# Given exercise:
Give back the full material, exactly as it reads.
### Given records
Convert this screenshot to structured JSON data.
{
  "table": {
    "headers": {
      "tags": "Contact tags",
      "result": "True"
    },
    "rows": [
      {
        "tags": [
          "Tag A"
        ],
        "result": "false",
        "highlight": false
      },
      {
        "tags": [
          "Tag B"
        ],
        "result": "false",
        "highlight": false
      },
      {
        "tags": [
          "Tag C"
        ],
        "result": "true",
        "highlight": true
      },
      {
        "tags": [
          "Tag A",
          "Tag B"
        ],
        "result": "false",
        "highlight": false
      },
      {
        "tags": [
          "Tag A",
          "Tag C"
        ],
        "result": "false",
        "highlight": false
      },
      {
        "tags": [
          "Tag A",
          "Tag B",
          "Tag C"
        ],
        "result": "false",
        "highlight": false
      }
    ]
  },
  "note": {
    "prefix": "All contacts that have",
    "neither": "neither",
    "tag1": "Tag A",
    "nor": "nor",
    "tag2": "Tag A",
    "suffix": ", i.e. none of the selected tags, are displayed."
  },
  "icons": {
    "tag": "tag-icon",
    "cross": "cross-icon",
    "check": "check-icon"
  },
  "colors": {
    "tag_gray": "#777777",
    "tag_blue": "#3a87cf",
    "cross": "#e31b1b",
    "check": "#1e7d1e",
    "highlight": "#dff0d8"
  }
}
######
# Solved exercise:
Convert this screenshot to structured JSON data.
{
  "table": {
    "headers": {
      "tags": "Contact tags",
      "result": "True"
    },
    "rows": [
      {
        "tags": [
          "Tag A"
        ],
        "result": "false",
        "highlight": false
      },
      {
        "tags": [
          "Tag B"
        ],
        "result": "false",
        "highlight": false
      },
      {
        "tags": [
          "Tag C"
        ],
        "result": "true",
        "highlight": true
      },
      {
        "tags": [
          "Tag A",
          "Tag B"
        ],
        "result": "false",
        "highlight": false
      },
      {
        "tags": [
          "Tag A",
          "Tag C"
        ],
        "result": "false",
        "highlight": false
      },
      {
        "tags": [
          "Tag A",
          "Tag B",
          "Tag C"
        ],
        "result": "false",
        "highlight": false
      }
    ]
  },
  "note": {
    "prefix": "All contacts that have",
    "neither": "neither",
    "tag1": "Tag A",
    "nor": "nor",
    "tag2": "Tag A",
    "suffix": ", i.e. none of the selected tags, are displayed."
  },
  "icons": {
    "tag": "tag-icon",
    "cross": "cross-icon",
    "check": "check-icon"
  },
  "colors": {
    "tag_gray": "#777777",
    "tag_blue": "#3a87cf",
    "cross": "#e31b1b",
    "check": "#1e7d1e",
    "highlight": "#dff0d8"
  }
}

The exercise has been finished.